Part of a data file
-------------------------

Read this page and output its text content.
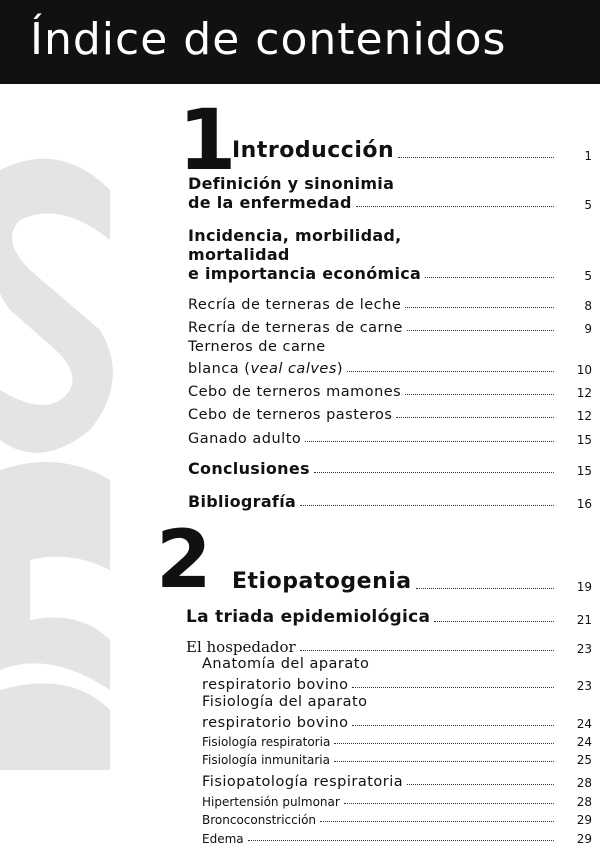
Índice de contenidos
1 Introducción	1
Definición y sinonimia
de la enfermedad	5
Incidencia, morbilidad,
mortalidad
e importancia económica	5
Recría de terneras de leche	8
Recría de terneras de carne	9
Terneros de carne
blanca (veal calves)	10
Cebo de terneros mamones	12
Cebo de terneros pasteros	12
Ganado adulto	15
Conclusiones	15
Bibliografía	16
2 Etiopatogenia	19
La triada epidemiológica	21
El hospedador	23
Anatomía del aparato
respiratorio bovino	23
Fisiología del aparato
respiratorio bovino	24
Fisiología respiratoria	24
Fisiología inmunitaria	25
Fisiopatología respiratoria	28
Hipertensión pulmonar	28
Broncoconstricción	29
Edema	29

-------------------------

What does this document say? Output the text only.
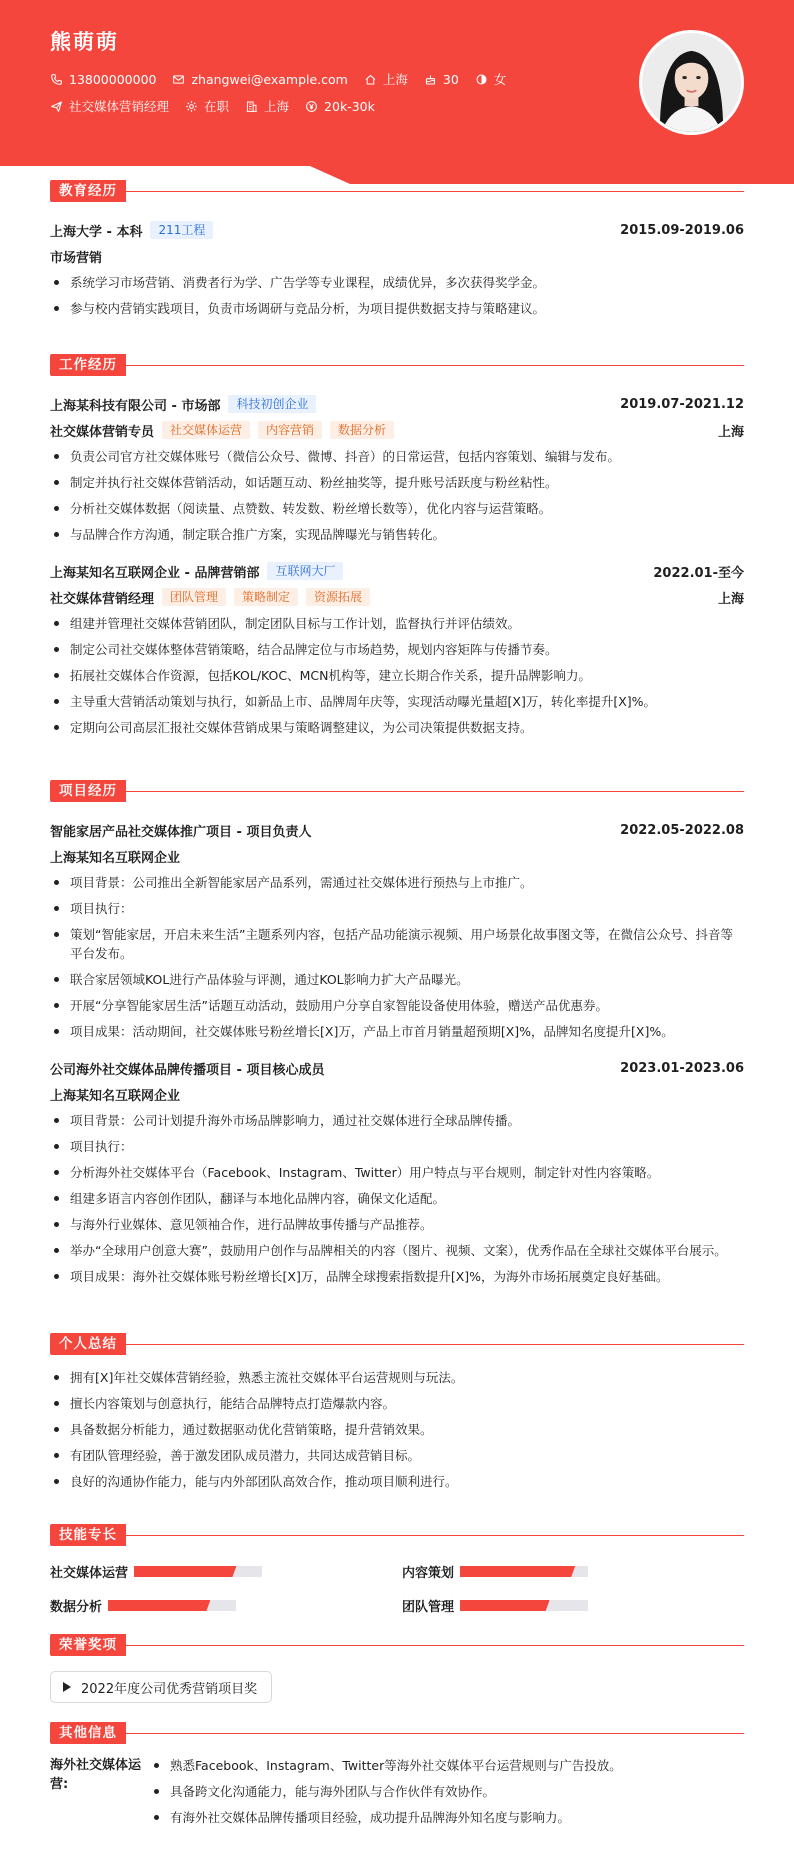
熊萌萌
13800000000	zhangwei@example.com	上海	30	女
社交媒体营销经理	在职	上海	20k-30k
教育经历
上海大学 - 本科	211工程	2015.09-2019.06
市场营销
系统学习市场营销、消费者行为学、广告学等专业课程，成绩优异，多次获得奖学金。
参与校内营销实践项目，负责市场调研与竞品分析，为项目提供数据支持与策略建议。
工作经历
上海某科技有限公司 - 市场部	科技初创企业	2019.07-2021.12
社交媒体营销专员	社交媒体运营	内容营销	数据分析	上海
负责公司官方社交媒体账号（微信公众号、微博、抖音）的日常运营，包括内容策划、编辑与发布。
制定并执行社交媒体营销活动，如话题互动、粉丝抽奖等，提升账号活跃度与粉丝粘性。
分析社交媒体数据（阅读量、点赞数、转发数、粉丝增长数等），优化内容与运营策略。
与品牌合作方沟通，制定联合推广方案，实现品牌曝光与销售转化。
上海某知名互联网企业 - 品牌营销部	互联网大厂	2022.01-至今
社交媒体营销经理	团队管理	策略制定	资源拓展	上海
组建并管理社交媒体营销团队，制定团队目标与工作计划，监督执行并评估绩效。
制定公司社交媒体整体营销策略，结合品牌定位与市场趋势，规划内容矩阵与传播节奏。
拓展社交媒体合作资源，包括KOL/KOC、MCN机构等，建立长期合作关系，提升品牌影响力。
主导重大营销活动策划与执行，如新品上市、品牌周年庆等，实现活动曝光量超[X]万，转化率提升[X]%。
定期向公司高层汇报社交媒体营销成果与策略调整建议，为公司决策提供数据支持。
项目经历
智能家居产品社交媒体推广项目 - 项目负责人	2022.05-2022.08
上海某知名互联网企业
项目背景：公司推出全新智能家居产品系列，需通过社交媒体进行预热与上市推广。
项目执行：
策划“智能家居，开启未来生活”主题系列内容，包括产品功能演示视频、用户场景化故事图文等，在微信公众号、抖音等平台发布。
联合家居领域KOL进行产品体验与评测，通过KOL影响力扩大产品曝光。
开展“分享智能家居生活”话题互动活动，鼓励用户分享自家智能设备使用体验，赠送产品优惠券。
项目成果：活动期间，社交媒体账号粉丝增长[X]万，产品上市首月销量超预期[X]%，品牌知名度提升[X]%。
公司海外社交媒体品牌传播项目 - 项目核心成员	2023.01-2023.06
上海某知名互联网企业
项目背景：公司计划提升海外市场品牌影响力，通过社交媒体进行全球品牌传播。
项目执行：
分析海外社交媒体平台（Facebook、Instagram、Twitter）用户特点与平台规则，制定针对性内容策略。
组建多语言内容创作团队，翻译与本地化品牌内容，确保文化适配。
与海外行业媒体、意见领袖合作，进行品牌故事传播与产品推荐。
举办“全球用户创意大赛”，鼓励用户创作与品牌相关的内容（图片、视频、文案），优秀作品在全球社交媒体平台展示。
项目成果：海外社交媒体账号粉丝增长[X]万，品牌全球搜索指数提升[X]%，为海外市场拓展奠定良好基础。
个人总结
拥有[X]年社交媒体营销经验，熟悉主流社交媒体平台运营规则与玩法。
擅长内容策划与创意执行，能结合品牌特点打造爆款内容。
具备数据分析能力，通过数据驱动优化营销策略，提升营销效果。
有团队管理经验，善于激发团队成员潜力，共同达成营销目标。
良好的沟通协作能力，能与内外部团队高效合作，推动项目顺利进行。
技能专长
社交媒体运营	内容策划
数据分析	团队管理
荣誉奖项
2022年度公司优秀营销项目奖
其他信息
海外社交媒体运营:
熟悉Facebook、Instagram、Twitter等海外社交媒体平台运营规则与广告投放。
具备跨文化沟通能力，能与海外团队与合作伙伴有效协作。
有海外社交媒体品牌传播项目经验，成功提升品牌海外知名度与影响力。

-------------------------

• **GOAL**:
Pick out the lines that include the word "Fisiología" and write them out.

• **FINISHED EXERCISE**:
Fisiología del aparato
Fisiología respiratoria	24
Fisiología inmunitaria	25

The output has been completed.